-- begin Records supplied --

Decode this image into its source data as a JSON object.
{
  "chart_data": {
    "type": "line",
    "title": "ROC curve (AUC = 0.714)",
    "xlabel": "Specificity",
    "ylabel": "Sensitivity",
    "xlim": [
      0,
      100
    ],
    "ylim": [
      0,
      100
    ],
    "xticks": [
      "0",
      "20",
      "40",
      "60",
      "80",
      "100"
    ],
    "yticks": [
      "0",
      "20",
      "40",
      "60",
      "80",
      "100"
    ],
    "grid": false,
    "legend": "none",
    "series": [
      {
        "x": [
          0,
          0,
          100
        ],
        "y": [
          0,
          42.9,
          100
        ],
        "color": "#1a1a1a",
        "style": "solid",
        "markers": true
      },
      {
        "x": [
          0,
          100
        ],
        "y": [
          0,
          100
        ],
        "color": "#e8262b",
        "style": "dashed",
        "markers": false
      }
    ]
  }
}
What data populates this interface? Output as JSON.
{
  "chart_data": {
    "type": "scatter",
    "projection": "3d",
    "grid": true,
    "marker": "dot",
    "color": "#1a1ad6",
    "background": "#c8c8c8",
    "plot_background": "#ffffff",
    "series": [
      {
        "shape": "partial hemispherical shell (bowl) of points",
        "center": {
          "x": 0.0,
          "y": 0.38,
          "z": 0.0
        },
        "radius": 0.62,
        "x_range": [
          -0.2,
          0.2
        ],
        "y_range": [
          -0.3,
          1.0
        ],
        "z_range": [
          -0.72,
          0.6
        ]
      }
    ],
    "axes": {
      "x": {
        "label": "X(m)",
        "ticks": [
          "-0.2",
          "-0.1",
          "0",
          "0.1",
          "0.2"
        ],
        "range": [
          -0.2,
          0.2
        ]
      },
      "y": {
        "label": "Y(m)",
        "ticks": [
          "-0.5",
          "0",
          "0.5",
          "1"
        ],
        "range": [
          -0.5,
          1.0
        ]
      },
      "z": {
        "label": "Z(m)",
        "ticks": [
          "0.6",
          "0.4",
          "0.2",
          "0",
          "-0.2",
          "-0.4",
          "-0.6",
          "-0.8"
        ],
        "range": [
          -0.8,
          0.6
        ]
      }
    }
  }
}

-- end Records supplied --

Exercise task: Search the data for the string "this" and copy each line where it appears.

Exercise response:
Decode this image into its source data as a JSON object.
What data populates this interface? Output as JSON.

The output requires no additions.